● **What is needed**: Every record below should be written out exactly; pictures stay out.

::: Records for processing

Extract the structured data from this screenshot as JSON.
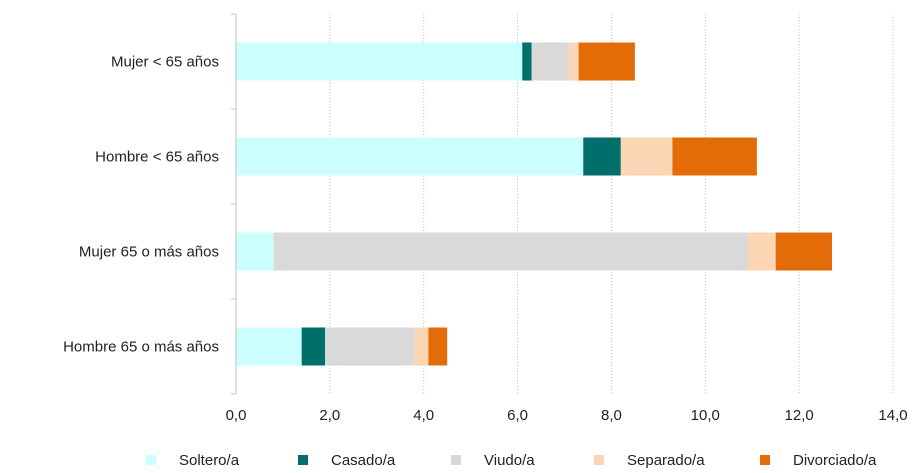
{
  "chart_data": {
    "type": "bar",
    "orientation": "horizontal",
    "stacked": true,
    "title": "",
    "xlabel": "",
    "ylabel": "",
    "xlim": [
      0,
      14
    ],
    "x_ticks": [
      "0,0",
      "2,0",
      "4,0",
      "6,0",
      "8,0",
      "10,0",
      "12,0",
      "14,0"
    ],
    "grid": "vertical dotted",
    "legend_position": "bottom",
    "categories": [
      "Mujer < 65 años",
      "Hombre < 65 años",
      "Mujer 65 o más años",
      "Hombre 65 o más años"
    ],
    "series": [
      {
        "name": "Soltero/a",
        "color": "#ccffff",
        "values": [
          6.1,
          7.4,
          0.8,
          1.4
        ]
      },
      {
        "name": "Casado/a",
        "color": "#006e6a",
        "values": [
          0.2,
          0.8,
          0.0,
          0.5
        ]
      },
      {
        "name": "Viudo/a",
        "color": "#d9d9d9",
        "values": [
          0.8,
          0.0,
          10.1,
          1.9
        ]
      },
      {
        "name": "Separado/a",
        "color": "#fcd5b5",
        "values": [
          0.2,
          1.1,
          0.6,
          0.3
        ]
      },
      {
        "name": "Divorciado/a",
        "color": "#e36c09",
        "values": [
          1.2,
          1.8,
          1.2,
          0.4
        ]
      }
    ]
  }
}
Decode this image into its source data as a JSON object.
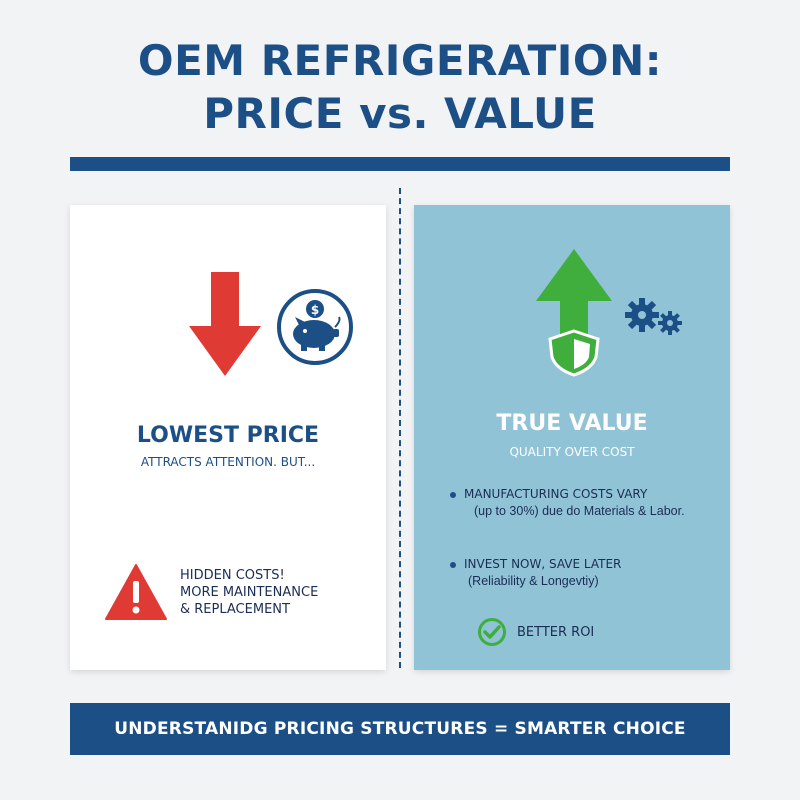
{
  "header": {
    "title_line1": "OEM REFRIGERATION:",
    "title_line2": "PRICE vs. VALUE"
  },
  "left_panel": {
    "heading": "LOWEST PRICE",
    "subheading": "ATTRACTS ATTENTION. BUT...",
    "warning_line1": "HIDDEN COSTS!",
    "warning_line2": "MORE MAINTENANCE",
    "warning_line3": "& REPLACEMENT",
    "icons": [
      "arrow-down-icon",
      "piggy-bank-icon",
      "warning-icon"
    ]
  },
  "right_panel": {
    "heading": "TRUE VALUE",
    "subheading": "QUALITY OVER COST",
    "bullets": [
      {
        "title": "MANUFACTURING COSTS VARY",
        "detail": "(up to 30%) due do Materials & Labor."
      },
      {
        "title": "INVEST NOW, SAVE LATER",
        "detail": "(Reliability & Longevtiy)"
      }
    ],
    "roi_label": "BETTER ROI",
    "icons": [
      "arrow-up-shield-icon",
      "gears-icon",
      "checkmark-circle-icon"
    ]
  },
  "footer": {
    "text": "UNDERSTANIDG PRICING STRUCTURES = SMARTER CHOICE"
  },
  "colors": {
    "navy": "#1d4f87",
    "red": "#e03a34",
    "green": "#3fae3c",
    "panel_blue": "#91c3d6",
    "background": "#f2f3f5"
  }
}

::::::

● **Response below**:
Extract the structured data from this screenshot as JSON.
{
  "chart_data": {
    "type": "bar",
    "orientation": "horizontal",
    "stacked": true,
    "title": "",
    "xlabel": "",
    "ylabel": "",
    "xlim": [
      0,
      14
    ],
    "x_ticks": [
      "0,0",
      "2,0",
      "4,0",
      "6,0",
      "8,0",
      "10,0",
      "12,0",
      "14,0"
    ],
    "grid": "vertical dotted",
    "legend_position": "bottom",
    "categories": [
      "Mujer < 65 años",
      "Hombre < 65 años",
      "Mujer 65 o más años",
      "Hombre 65 o más años"
    ],
    "series": [
      {
        "name": "Soltero/a",
        "color": "#ccffff",
        "values": [
          6.1,
          7.4,
          0.8,
          1.4
        ]
      },
      {
        "name": "Casado/a",
        "color": "#006e6a",
        "values": [
          0.2,
          0.8,
          0.0,
          0.5
        ]
      },
      {
        "name": "Viudo/a",
        "color": "#d9d9d9",
        "values": [
          0.8,
          0.0,
          10.1,
          1.9
        ]
      },
      {
        "name": "Separado/a",
        "color": "#fcd5b5",
        "values": [
          0.2,
          1.1,
          0.6,
          0.3
        ]
      },
      {
        "name": "Divorciado/a",
        "color": "#e36c09",
        "values": [
          1.2,
          1.8,
          1.2,
          0.4
        ]
      }
    ]
  }
}
Decode this image into its source data as a JSON object.
{
  "header": {
    "title_line1": "OEM REFRIGERATION:",
    "title_line2": "PRICE vs. VALUE"
  },
  "left_panel": {
    "heading": "LOWEST PRICE",
    "subheading": "ATTRACTS ATTENTION. BUT...",
    "warning_line1": "HIDDEN COSTS!",
    "warning_line2": "MORE MAINTENANCE",
    "warning_line3": "& REPLACEMENT",
    "icons": [
      "arrow-down-icon",
      "piggy-bank-icon",
      "warning-icon"
    ]
  },
  "right_panel": {
    "heading": "TRUE VALUE",
    "subheading": "QUALITY OVER COST",
    "bullets": [
      {
        "title": "MANUFACTURING COSTS VARY",
        "detail": "(up to 30%) due do Materials & Labor."
      },
      {
        "title": "INVEST NOW, SAVE LATER",
        "detail": "(Reliability & Longevtiy)"
      }
    ],
    "roi_label": "BETTER ROI",
    "icons": [
      "arrow-up-shield-icon",
      "gears-icon",
      "checkmark-circle-icon"
    ]
  },
  "footer": {
    "text": "UNDERSTANIDG PRICING STRUCTURES = SMARTER CHOICE"
  },
  "colors": {
    "navy": "#1d4f87",
    "red": "#e03a34",
    "green": "#3fae3c",
    "panel_blue": "#91c3d6",
    "background": "#f2f3f5"
  }
}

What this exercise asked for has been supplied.